* begin Dataset entries *

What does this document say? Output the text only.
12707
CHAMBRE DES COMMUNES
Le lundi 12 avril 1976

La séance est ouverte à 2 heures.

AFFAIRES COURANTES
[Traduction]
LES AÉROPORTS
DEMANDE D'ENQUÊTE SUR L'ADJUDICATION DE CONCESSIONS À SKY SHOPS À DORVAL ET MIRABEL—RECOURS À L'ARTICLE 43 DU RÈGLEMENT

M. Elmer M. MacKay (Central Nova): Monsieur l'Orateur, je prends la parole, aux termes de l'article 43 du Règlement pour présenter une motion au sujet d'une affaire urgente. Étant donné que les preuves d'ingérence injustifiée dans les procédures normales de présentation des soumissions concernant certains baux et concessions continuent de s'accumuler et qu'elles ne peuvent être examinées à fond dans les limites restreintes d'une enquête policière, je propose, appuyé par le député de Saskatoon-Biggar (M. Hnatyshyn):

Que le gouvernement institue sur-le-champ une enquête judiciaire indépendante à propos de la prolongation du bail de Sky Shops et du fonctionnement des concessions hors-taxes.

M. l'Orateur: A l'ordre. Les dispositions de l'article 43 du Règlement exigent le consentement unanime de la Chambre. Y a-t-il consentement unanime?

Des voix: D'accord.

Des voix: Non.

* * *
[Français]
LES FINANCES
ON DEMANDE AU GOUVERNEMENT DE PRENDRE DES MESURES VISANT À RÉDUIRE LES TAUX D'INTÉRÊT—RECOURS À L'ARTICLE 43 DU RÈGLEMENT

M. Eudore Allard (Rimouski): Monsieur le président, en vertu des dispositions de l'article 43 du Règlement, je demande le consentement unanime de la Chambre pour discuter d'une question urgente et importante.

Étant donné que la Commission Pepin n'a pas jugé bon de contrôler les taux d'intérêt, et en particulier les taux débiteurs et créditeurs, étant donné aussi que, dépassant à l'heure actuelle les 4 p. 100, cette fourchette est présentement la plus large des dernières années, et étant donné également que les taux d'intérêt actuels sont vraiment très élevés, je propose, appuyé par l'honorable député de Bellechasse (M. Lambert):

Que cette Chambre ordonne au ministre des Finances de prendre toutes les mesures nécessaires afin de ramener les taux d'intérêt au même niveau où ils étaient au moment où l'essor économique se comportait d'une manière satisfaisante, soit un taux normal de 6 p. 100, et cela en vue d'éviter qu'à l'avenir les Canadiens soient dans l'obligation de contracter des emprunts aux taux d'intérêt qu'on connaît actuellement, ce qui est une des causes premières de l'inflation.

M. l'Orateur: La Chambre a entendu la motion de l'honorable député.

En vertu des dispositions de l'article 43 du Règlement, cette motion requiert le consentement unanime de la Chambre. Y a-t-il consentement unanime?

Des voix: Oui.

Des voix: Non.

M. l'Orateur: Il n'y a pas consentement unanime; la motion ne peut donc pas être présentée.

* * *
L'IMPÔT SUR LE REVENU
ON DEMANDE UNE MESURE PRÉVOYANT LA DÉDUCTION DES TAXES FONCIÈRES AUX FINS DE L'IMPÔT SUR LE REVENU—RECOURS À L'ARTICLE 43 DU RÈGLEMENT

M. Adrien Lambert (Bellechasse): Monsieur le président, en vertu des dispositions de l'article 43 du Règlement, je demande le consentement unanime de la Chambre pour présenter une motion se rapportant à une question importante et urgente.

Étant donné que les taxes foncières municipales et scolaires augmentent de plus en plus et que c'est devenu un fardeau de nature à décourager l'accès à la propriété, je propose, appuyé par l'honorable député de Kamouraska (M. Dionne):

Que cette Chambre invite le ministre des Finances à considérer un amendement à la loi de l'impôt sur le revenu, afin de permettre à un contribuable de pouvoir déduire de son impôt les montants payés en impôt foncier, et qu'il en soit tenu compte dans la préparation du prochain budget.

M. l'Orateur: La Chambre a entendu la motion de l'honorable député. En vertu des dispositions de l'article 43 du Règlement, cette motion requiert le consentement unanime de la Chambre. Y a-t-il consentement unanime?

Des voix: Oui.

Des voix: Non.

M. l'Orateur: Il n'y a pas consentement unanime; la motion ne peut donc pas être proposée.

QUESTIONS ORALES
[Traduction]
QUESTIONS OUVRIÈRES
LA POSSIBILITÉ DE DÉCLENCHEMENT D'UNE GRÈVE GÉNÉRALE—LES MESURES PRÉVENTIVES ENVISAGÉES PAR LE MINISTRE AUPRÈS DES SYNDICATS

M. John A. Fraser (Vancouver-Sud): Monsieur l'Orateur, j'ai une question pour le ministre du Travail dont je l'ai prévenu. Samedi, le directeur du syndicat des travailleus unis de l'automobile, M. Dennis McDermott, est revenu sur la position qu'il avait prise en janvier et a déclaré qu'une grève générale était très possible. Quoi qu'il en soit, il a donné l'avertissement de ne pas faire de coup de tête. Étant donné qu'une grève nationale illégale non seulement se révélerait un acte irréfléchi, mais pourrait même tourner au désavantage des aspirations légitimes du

* end Dataset entries *

▶ [Set exercise]: Filter the entries down to the lines containing "donc". Copy each of those lines.

▶ [The response]:
M. l'Orateur: Il n'y a pas consentement unanime; la motion ne peut donc pas être présentée.
M. l'Orateur: Il n'y a pas consentement unanime; la motion ne peut donc pas être proposée.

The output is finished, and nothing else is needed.